EXERCISE REQUIREMENTS
Below are records. Count every line containing the word "xlabel" and give the number alone.

INPUT MATERIAL
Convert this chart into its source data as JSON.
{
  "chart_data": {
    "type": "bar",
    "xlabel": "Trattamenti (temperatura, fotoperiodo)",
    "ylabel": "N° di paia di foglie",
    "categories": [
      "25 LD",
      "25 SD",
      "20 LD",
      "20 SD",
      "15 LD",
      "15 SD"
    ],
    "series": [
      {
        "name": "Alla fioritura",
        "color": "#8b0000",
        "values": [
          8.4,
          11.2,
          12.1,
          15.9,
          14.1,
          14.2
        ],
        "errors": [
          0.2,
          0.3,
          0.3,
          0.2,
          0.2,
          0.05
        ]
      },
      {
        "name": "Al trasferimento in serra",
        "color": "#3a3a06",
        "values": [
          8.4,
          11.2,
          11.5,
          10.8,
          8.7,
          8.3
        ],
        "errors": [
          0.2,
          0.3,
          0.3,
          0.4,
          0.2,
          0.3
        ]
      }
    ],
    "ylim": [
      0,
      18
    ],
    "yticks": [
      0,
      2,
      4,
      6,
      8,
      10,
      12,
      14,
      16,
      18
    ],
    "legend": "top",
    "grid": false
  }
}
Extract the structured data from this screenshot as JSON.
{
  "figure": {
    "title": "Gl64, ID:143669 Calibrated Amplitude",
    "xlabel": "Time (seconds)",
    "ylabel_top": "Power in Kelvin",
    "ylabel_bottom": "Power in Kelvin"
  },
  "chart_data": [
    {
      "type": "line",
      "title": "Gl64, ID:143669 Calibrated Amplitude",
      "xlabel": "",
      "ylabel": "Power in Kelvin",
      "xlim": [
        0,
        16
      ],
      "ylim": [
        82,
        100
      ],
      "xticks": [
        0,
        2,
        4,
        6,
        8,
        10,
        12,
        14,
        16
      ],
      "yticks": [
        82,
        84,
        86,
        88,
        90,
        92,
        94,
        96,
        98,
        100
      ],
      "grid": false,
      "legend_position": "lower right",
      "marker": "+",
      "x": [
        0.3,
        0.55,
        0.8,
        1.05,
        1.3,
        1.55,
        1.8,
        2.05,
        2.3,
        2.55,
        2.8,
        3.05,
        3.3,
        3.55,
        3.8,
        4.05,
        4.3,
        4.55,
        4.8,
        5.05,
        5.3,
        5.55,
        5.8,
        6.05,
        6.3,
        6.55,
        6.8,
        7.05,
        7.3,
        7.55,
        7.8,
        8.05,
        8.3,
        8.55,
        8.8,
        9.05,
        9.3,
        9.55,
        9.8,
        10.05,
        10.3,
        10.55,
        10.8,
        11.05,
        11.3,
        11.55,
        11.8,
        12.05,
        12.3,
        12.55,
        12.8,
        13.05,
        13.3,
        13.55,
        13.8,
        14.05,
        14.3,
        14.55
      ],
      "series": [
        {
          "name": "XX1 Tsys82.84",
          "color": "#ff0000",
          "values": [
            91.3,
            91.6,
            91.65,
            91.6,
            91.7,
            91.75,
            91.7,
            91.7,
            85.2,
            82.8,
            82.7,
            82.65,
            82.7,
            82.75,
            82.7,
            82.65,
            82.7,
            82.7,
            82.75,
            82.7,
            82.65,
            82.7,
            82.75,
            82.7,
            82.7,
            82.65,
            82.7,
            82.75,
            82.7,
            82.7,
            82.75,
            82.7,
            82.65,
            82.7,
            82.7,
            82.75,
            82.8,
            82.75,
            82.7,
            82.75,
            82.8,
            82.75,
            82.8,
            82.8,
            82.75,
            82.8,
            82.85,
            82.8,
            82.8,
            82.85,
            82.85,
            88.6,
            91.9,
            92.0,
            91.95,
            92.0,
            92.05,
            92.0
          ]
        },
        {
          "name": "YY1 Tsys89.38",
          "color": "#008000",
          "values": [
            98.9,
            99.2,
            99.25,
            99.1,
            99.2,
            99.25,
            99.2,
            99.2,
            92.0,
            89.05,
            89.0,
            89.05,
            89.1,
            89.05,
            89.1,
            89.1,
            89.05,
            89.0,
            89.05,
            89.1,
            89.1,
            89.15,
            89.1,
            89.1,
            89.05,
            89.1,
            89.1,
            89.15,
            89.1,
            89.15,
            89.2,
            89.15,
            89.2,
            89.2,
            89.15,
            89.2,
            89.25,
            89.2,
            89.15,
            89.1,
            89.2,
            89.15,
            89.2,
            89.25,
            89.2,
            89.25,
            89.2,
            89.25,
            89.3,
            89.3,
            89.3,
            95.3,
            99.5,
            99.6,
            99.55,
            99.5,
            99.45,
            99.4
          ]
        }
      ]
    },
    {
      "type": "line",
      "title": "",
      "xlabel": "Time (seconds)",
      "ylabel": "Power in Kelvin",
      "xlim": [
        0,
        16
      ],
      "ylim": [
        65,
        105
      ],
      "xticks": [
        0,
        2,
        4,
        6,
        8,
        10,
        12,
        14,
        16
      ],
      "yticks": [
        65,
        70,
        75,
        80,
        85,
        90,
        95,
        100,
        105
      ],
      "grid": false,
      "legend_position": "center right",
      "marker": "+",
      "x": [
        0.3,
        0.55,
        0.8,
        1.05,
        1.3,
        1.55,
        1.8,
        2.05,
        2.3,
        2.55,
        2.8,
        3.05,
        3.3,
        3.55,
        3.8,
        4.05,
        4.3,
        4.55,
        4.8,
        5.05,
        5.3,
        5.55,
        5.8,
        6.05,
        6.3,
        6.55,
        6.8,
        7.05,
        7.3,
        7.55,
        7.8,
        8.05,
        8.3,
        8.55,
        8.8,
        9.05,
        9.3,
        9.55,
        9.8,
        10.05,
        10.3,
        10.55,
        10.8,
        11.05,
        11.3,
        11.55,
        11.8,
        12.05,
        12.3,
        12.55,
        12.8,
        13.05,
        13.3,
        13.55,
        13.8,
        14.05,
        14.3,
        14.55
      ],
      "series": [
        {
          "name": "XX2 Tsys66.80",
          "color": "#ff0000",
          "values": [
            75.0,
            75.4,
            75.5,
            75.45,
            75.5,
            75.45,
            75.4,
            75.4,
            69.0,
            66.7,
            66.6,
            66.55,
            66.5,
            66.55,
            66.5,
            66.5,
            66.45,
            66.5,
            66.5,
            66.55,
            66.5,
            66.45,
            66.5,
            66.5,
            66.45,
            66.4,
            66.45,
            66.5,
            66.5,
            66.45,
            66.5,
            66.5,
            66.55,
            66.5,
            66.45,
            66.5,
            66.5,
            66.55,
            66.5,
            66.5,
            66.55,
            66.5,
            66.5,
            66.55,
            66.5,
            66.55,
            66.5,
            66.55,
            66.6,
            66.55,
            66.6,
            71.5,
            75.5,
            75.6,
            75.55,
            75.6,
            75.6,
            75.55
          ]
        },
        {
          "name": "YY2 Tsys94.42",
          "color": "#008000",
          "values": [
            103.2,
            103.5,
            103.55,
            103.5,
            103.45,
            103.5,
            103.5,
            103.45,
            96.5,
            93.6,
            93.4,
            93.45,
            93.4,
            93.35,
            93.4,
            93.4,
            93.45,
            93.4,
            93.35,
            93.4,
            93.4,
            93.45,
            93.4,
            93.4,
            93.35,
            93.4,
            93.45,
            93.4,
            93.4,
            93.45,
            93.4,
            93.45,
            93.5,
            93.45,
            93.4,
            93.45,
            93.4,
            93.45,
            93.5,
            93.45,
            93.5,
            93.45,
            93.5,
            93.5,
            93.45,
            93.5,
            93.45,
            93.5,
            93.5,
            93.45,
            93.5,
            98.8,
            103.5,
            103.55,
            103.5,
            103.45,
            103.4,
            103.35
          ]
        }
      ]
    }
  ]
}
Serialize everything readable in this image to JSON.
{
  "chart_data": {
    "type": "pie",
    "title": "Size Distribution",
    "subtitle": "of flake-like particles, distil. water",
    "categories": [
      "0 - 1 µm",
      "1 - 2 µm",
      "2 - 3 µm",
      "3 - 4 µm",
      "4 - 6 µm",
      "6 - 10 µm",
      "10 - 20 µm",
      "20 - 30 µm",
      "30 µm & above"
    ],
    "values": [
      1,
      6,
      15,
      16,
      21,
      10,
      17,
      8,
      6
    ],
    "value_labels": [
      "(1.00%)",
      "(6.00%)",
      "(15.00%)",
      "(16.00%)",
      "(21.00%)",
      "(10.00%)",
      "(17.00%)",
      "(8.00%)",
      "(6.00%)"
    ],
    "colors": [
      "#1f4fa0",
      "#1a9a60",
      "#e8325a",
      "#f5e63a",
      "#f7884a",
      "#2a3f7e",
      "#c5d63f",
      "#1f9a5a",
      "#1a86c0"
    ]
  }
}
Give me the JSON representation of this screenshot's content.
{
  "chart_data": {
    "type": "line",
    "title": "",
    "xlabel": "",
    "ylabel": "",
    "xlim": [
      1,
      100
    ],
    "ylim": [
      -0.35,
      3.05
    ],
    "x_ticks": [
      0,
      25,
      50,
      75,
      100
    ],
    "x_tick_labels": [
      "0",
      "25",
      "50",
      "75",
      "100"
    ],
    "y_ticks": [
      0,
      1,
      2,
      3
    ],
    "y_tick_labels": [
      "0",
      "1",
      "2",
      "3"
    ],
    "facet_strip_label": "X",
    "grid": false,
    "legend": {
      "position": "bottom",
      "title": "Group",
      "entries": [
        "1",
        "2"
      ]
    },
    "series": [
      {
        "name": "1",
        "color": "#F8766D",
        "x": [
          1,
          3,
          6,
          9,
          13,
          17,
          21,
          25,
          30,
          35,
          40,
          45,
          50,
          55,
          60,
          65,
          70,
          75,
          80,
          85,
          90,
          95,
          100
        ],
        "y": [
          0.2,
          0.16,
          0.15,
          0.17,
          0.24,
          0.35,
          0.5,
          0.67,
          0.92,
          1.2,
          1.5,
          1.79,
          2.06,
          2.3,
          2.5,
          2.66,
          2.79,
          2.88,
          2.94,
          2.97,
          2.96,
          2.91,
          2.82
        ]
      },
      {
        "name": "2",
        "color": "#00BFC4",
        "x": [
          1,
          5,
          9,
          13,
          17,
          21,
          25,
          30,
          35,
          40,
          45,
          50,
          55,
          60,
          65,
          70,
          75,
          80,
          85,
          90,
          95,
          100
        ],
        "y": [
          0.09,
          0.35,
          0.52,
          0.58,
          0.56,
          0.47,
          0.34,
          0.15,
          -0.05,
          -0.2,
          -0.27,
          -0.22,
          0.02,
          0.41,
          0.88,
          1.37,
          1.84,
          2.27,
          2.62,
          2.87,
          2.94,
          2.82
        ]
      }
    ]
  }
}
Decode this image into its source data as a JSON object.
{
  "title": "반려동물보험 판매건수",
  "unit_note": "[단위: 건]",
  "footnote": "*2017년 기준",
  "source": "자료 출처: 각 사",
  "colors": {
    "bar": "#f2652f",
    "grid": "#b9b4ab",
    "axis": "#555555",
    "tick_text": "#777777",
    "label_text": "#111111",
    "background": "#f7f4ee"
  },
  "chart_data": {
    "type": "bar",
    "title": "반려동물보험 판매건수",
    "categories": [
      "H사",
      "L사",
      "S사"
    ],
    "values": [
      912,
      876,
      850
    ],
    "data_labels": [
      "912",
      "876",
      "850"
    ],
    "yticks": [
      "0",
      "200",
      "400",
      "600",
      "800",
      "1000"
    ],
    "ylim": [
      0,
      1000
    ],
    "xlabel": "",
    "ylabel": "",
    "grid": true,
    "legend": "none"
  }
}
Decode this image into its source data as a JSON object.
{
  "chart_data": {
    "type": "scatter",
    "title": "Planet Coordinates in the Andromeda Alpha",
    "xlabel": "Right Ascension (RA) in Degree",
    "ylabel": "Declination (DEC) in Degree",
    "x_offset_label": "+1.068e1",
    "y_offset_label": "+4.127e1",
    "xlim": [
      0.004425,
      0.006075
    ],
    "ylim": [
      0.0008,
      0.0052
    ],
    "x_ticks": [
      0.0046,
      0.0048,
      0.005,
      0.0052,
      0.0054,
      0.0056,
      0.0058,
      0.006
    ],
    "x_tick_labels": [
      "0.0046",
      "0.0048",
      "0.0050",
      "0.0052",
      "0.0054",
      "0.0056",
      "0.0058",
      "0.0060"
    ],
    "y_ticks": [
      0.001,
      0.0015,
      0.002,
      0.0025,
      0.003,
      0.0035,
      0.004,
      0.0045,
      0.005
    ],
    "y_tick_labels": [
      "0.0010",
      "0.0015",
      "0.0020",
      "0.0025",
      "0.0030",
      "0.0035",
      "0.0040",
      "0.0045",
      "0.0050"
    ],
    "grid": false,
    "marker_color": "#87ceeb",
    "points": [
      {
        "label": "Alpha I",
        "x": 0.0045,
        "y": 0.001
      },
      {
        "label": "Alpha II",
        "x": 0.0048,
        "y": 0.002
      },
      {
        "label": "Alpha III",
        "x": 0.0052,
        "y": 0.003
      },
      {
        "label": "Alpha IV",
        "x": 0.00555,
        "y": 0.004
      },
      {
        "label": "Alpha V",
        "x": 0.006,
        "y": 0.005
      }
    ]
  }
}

SOLUTION TO THIS TASK
7